## What the task asks
Reproduce the records. Keep every word exact and include no images.

## Supplied information
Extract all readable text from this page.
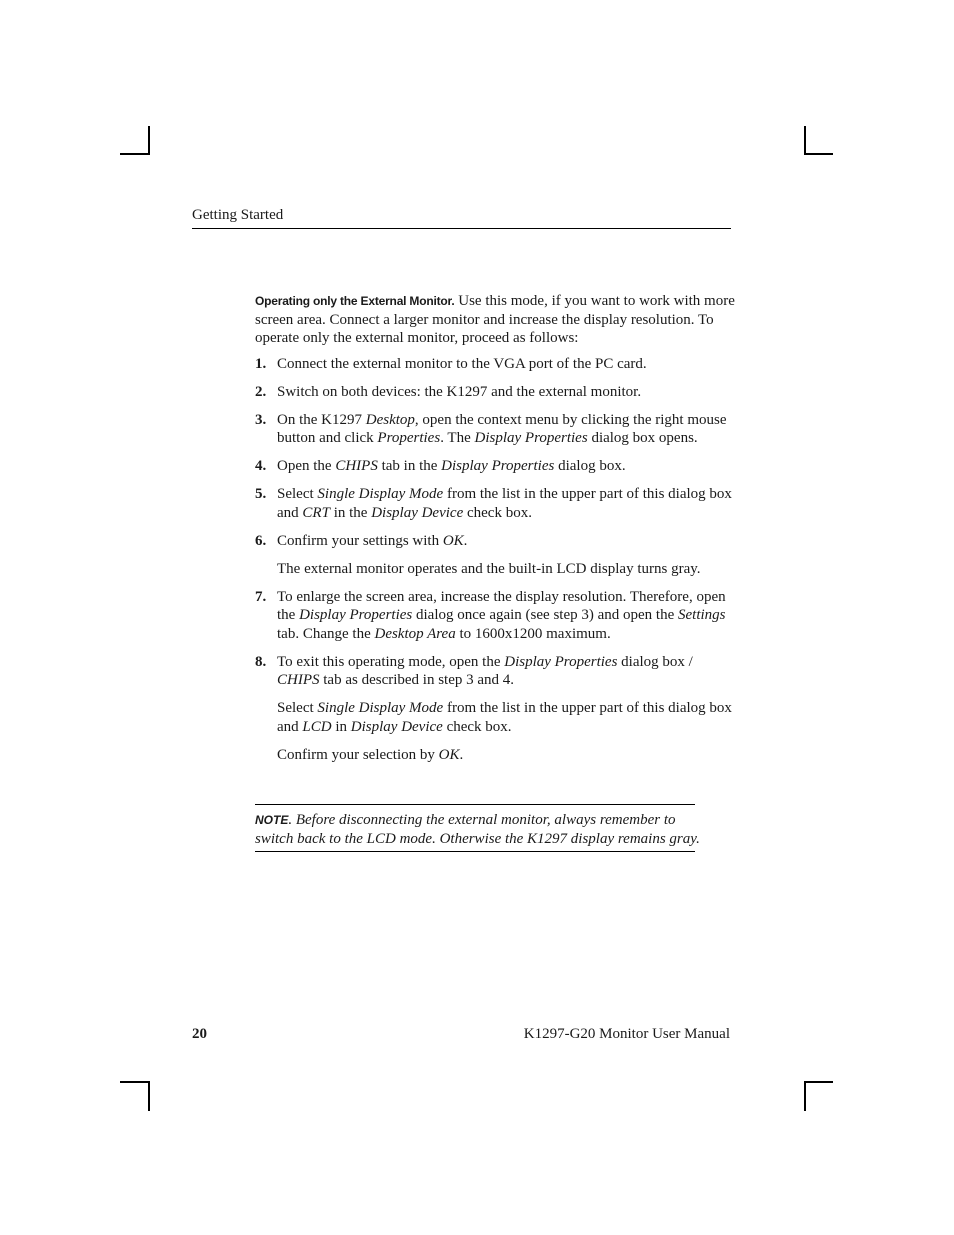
Getting Started

Operating only the External Monitor. Use this mode, if you want to work with more screen area. Connect a larger monitor and increase the display resolution. To operate only the external monitor, proceed as follows:

1. Connect the external monitor to the VGA port of the PC card.
2. Switch on both devices: the K1297 and the external monitor.
3. On the K1297 Desktop, open the context menu by clicking the right mouse button and click Properties. The Display Properties dialog box opens.
4. Open the CHIPS tab in the Display Properties dialog box.
5. Select Single Display Mode from the list in the upper part of this dialog box and CRT in the Display Device check box.
6. Confirm your settings with OK.
The external monitor operates and the built-in LCD display turns gray.
7. To enlarge the screen area, increase the display resolution. Therefore, open the Display Properties dialog once again (see step 3) and open the Settings tab. Change the Desktop Area to 1600x1200 maximum.
8. To exit this operating mode, open the Display Properties dialog box / CHIPS tab as described in step 3 and 4.
Select Single Display Mode from the list in the upper part of this dialog box and LCD in Display Device check box.
Confirm your selection by OK.
NOTE. Before disconnecting the external monitor, always remember to
switch back to the LCD mode. Otherwise the K1297 display remains gray.
20	K1297-G20 Monitor User Manual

## Solution to this exercise
Extract all readable text from this page.
Getting Started

Operating only the External Monitor. Use this mode, if you want to work with more screen area. Connect a larger monitor and increase the display resolution. To operate only the external monitor, proceed as follows:

1. Connect the external monitor to the VGA port of the PC card.
2. Switch on both devices: the K1297 and the external monitor.
3. On the K1297 Desktop, open the context menu by clicking the right mouse button and click Properties. The Display Properties dialog box opens.
4. Open the CHIPS tab in the Display Properties dialog box.
5. Select Single Display Mode from the list in the upper part of this dialog box and CRT in the Display Device check box.
6. Confirm your settings with OK.
The external monitor operates and the built-in LCD display turns gray.
7. To enlarge the screen area, increase the display resolution. Therefore, open the Display Properties dialog once again (see step 3) and open the Settings tab. Change the Desktop Area to 1600x1200 maximum.
8. To exit this operating mode, open the Display Properties dialog box / CHIPS tab as described in step 3 and 4.
Select Single Display Mode from the list in the upper part of this dialog box and LCD in Display Device check box.
Confirm your selection by OK.
NOTE. Before disconnecting the external monitor, always remember to
switch back to the LCD mode. Otherwise the K1297 display remains gray.
20	K1297-G20 Monitor User Manual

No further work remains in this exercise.